[Data tied to figure images]
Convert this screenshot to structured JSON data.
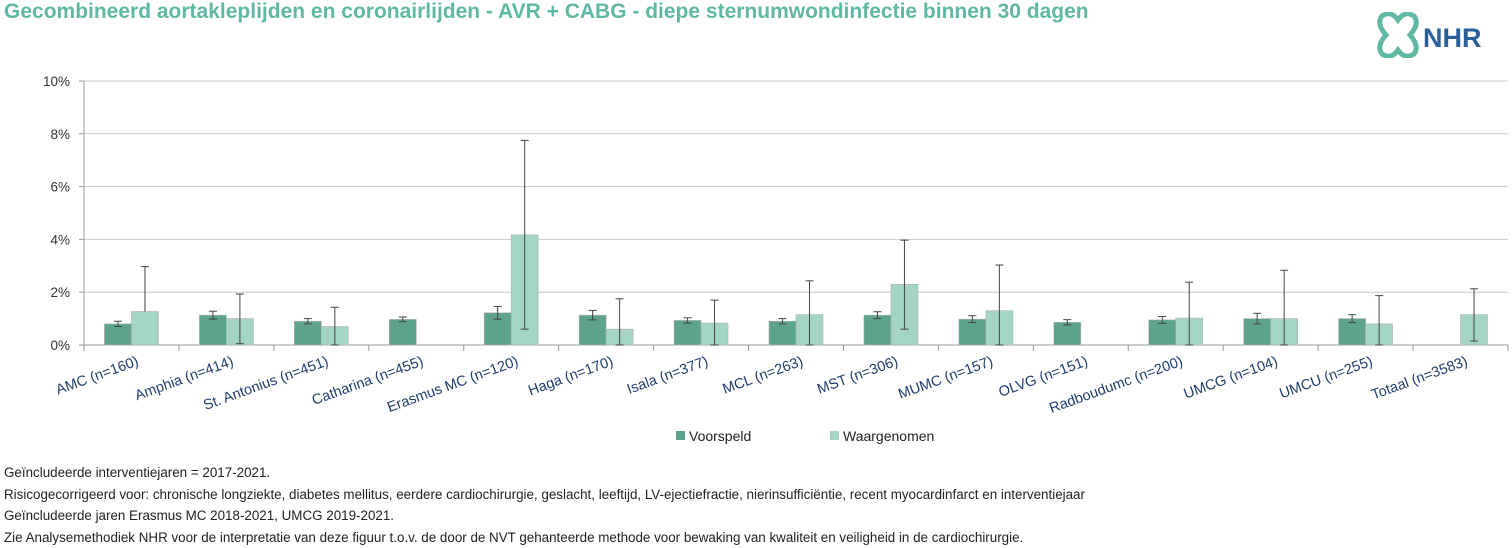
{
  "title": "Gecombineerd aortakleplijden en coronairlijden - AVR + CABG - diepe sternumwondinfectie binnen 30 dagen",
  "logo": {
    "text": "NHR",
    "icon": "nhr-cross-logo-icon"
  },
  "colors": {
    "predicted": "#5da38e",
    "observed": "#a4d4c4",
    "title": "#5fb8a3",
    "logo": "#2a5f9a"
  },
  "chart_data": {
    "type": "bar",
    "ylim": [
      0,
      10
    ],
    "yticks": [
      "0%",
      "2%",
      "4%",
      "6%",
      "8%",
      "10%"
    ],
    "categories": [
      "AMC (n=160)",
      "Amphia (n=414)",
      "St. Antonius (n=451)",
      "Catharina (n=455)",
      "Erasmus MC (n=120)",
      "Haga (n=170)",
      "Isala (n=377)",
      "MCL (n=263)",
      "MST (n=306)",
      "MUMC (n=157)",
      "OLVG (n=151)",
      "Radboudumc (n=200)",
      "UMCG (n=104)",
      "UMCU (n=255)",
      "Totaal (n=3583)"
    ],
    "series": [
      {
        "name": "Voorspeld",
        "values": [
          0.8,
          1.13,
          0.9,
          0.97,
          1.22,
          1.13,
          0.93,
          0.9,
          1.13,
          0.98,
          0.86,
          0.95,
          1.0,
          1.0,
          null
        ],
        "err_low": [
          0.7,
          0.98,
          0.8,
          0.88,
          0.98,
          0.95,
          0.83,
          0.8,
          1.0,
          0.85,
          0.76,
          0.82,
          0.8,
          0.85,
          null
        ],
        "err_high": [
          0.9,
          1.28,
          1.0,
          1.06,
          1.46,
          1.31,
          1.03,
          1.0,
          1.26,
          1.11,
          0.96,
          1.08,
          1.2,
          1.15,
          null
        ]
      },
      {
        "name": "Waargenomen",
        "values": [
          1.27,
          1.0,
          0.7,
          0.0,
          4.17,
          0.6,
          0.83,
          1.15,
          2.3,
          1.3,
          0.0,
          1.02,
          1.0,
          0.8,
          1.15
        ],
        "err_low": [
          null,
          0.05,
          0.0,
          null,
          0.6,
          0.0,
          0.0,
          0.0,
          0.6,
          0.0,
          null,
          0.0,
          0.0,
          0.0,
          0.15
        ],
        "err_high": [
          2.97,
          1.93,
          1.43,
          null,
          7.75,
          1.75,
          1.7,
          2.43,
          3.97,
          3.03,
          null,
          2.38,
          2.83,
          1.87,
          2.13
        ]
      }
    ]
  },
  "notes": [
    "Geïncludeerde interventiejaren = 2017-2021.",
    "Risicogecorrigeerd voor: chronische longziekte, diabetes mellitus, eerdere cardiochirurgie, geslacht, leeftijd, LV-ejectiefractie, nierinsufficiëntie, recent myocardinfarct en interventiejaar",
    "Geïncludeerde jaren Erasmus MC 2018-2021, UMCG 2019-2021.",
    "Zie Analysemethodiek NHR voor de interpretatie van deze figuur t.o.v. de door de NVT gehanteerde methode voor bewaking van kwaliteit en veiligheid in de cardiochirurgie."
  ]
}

Exercise: Return only the lines of the records in which the string "Erasmus" appears.

Solved exercise:
      "Erasmus MC (n=120)",
    "Geïncludeerde jaren Erasmus MC 2018-2021, UMCG 2019-2021.",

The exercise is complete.